- _GIVEN PROBLEM_:
Write out all of the entries exactly as given.

[Rows from a dataset]
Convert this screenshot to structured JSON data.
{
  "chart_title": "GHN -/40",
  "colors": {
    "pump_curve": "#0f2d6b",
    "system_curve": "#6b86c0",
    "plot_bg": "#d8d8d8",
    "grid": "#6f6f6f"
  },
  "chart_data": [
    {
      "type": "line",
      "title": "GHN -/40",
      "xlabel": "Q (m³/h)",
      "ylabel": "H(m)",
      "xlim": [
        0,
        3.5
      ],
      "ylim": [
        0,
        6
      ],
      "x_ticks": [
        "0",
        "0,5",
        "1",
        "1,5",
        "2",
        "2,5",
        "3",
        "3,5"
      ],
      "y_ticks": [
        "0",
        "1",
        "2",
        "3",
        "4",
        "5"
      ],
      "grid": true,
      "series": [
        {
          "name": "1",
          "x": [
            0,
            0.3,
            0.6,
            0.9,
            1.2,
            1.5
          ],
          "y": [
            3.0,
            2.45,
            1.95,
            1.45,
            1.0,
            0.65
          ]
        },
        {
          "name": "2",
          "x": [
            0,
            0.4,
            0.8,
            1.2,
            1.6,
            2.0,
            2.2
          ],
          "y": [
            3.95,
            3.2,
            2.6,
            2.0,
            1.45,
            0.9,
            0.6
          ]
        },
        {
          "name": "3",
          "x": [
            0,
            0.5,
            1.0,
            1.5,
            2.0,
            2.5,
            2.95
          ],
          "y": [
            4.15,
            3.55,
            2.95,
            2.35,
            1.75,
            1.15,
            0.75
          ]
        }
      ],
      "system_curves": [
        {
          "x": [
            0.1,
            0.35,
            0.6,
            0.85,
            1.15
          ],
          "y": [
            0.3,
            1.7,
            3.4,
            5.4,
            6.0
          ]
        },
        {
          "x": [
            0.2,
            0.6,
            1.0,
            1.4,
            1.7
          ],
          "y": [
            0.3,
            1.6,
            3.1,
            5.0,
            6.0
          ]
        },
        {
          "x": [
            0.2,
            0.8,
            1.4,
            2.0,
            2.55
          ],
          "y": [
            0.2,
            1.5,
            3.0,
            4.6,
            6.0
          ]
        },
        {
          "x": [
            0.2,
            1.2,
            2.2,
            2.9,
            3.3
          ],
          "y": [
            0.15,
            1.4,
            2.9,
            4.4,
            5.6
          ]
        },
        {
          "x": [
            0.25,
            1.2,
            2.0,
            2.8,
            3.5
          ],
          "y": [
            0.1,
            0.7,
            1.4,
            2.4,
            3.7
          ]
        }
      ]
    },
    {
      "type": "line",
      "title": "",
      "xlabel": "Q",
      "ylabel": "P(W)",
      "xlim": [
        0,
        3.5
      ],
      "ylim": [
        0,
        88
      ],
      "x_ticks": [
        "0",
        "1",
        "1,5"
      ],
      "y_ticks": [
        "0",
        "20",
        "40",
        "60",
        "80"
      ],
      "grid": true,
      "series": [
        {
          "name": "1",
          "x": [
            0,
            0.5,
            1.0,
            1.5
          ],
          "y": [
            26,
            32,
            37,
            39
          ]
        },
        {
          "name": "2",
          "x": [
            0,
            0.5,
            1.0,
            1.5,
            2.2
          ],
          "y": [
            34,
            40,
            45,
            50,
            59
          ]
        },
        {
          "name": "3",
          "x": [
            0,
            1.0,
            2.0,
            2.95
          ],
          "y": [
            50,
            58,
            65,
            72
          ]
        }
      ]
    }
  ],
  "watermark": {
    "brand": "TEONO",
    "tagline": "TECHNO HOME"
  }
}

- _FULL SOLUTION_:
Convert this screenshot to structured JSON data.
{
  "chart_title": "GHN -/40",
  "colors": {
    "pump_curve": "#0f2d6b",
    "system_curve": "#6b86c0",
    "plot_bg": "#d8d8d8",
    "grid": "#6f6f6f"
  },
  "chart_data": [
    {
      "type": "line",
      "title": "GHN -/40",
      "xlabel": "Q (m³/h)",
      "ylabel": "H(m)",
      "xlim": [
        0,
        3.5
      ],
      "ylim": [
        0,
        6
      ],
      "x_ticks": [
        "0",
        "0,5",
        "1",
        "1,5",
        "2",
        "2,5",
        "3",
        "3,5"
      ],
      "y_ticks": [
        "0",
        "1",
        "2",
        "3",
        "4",
        "5"
      ],
      "grid": true,
      "series": [
        {
          "name": "1",
          "x": [
            0,
            0.3,
            0.6,
            0.9,
            1.2,
            1.5
          ],
          "y": [
            3.0,
            2.45,
            1.95,
            1.45,
            1.0,
            0.65
          ]
        },
        {
          "name": "2",
          "x": [
            0,
            0.4,
            0.8,
            1.2,
            1.6,
            2.0,
            2.2
          ],
          "y": [
            3.95,
            3.2,
            2.6,
            2.0,
            1.45,
            0.9,
            0.6
          ]
        },
        {
          "name": "3",
          "x": [
            0,
            0.5,
            1.0,
            1.5,
            2.0,
            2.5,
            2.95
          ],
          "y": [
            4.15,
            3.55,
            2.95,
            2.35,
            1.75,
            1.15,
            0.75
          ]
        }
      ],
      "system_curves": [
        {
          "x": [
            0.1,
            0.35,
            0.6,
            0.85,
            1.15
          ],
          "y": [
            0.3,
            1.7,
            3.4,
            5.4,
            6.0
          ]
        },
        {
          "x": [
            0.2,
            0.6,
            1.0,
            1.4,
            1.7
          ],
          "y": [
            0.3,
            1.6,
            3.1,
            5.0,
            6.0
          ]
        },
        {
          "x": [
            0.2,
            0.8,
            1.4,
            2.0,
            2.55
          ],
          "y": [
            0.2,
            1.5,
            3.0,
            4.6,
            6.0
          ]
        },
        {
          "x": [
            0.2,
            1.2,
            2.2,
            2.9,
            3.3
          ],
          "y": [
            0.15,
            1.4,
            2.9,
            4.4,
            5.6
          ]
        },
        {
          "x": [
            0.25,
            1.2,
            2.0,
            2.8,
            3.5
          ],
          "y": [
            0.1,
            0.7,
            1.4,
            2.4,
            3.7
          ]
        }
      ]
    },
    {
      "type": "line",
      "title": "",
      "xlabel": "Q",
      "ylabel": "P(W)",
      "xlim": [
        0,
        3.5
      ],
      "ylim": [
        0,
        88
      ],
      "x_ticks": [
        "0",
        "1",
        "1,5"
      ],
      "y_ticks": [
        "0",
        "20",
        "40",
        "60",
        "80"
      ],
      "grid": true,
      "series": [
        {
          "name": "1",
          "x": [
            0,
            0.5,
            1.0,
            1.5
          ],
          "y": [
            26,
            32,
            37,
            39
          ]
        },
        {
          "name": "2",
          "x": [
            0,
            0.5,
            1.0,
            1.5,
            2.2
          ],
          "y": [
            34,
            40,
            45,
            50,
            59
          ]
        },
        {
          "name": "3",
          "x": [
            0,
            1.0,
            2.0,
            2.95
          ],
          "y": [
            50,
            58,
            65,
            72
          ]
        }
      ]
    }
  ],
  "watermark": {
    "brand": "TEONO",
    "tagline": "TECHNO HOME"
  }
}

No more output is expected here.